§ Instruction
Return the records that follow unaltered. Omit every picture.

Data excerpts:
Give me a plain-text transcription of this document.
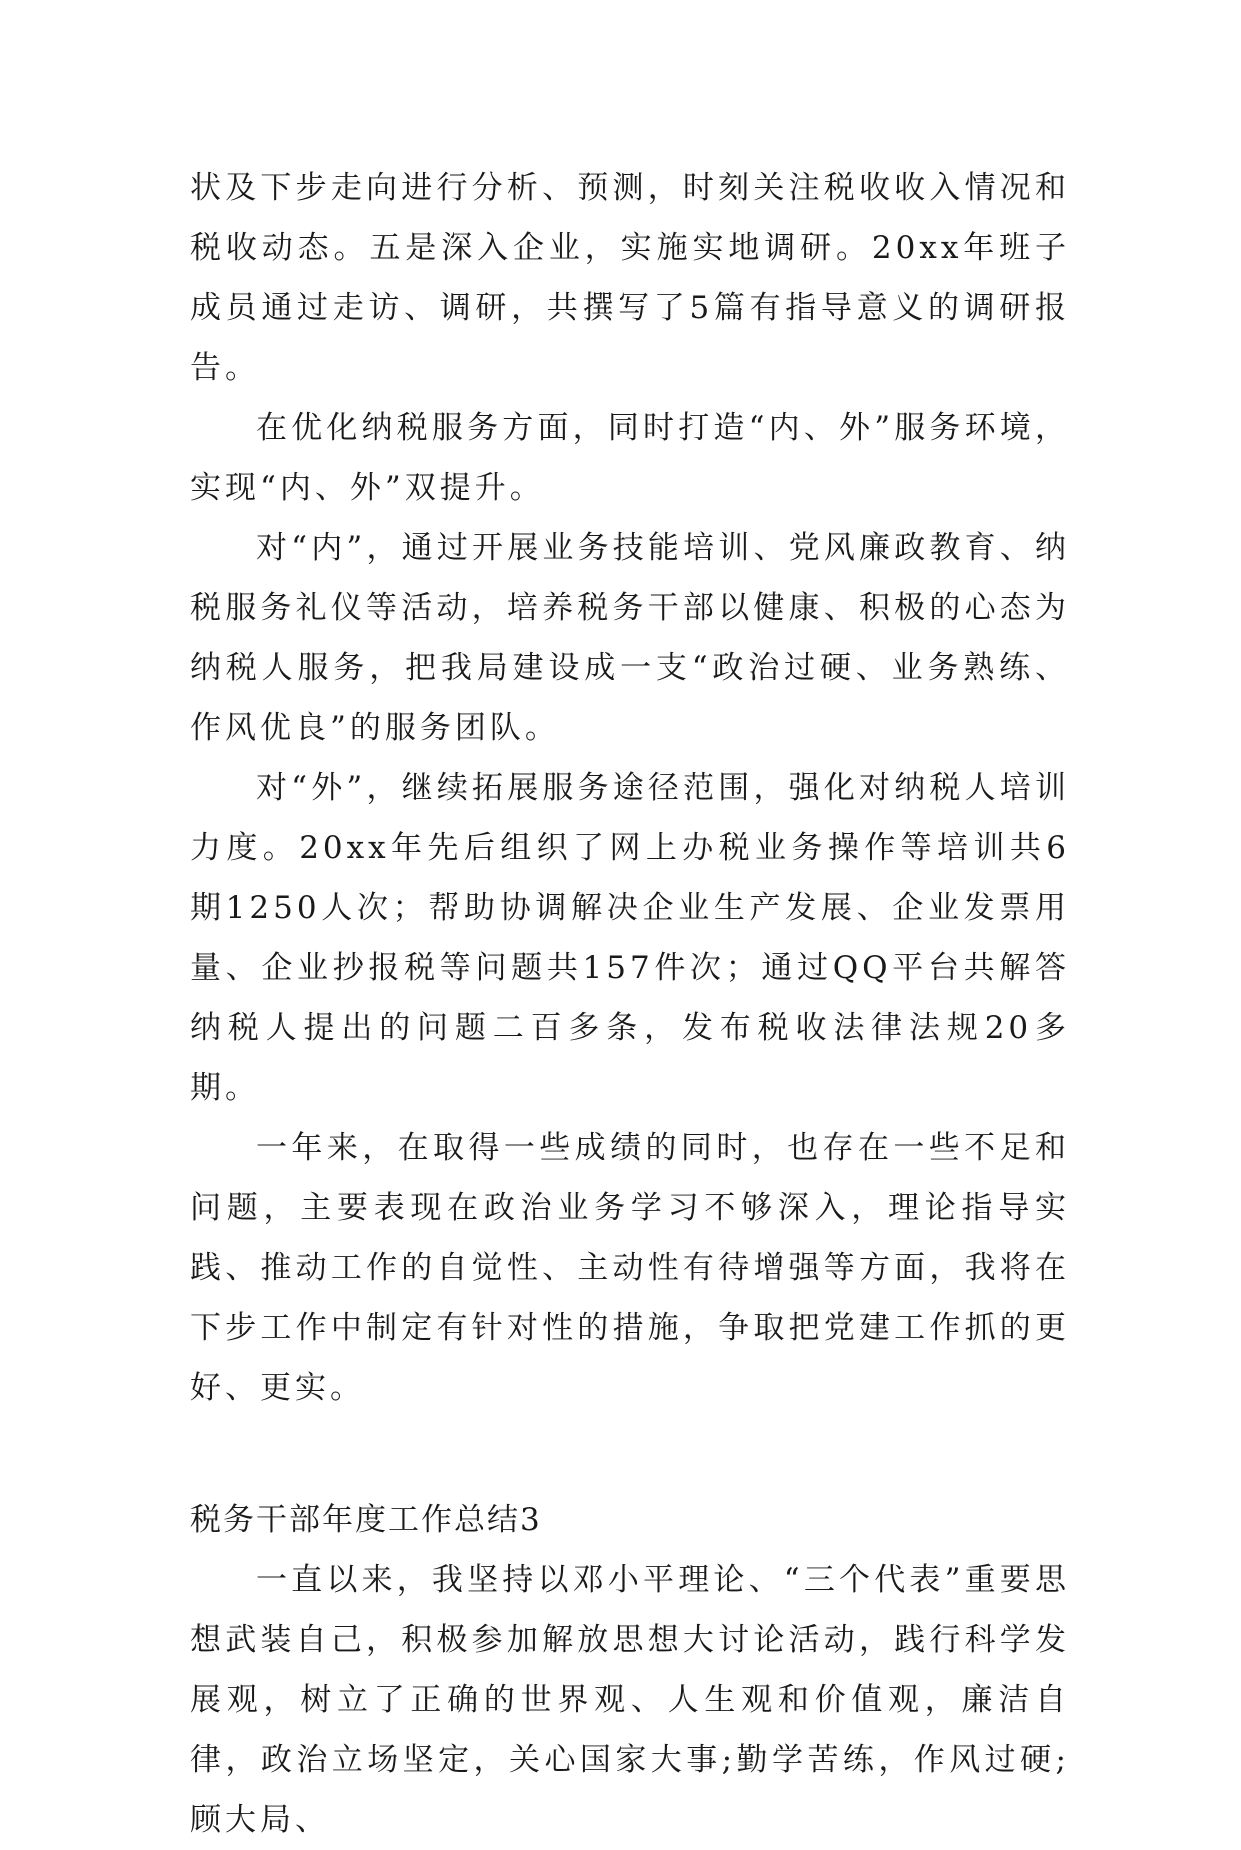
状及下步走向进行分析、预测，时刻关注税收收入情况和税收动态。五是深入企业，实施实地调研。20xx年班子成员通过走访、调研，共撰写了5篇有指导意义的调研报告。

在优化纳税服务方面，同时打造“内、外”服务环境，实现“内、外”双提升。

对“内”，通过开展业务技能培训、党风廉政教育、纳税服务礼仪等活动，培养税务干部以健康、积极的心态为纳税人服务，把我局建设成一支“政治过硬、业务熟练、作风优良”的服务团队。

对“外”，继续拓展服务途径范围，强化对纳税人培训力度。20xx年先后组织了网上办税业务操作等培训共6期1250人次；帮助协调解决企业生产发展、企业发票用量、企业抄报税等问题共157件次；通过QQ平台共解答纳税人提出的问题二百多条，发布税收法律法规20多期。

一年来，在取得一些成绩的同时，也存在一些不足和问题，主要表现在政治业务学习不够深入，理论指导实践、推动工作的自觉性、主动性有待增强等方面，我将在下步工作中制定有针对性的措施，争取把党建工作抓的更好、更实。

税务干部年度工作总结3

一直以来，我坚持以邓小平理论、“三个代表”重要思想武装自己，积极参加解放思想大讨论活动，践行科学发展观，树立了正确的世界观、人生观和价值观，廉洁自律，政治立场坚定，关心国家大事;勤学苦练，作风过硬;顾大局、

§ Response to this exercise
Give me a plain-text transcription of this document.
状及下步走向进行分析、预测，时刻关注税收收入情况和税收动态。五是深入企业，实施实地调研。20xx年班子成员通过走访、调研，共撰写了5篇有指导意义的调研报告。

在优化纳税服务方面，同时打造“内、外”服务环境，实现“内、外”双提升。

对“内”，通过开展业务技能培训、党风廉政教育、纳税服务礼仪等活动，培养税务干部以健康、积极的心态为纳税人服务，把我局建设成一支“政治过硬、业务熟练、作风优良”的服务团队。

对“外”，继续拓展服务途径范围，强化对纳税人培训力度。20xx年先后组织了网上办税业务操作等培训共6期1250人次；帮助协调解决企业生产发展、企业发票用量、企业抄报税等问题共157件次；通过QQ平台共解答纳税人提出的问题二百多条，发布税收法律法规20多期。

一年来，在取得一些成绩的同时，也存在一些不足和问题，主要表现在政治业务学习不够深入，理论指导实践、推动工作的自觉性、主动性有待增强等方面，我将在下步工作中制定有针对性的措施，争取把党建工作抓的更好、更实。

税务干部年度工作总结3

一直以来，我坚持以邓小平理论、“三个代表”重要思想武装自己，积极参加解放思想大讨论活动，践行科学发展观，树立了正确的世界观、人生观和价值观，廉洁自律，政治立场坚定，关心国家大事;勤学苦练，作风过硬;顾大局、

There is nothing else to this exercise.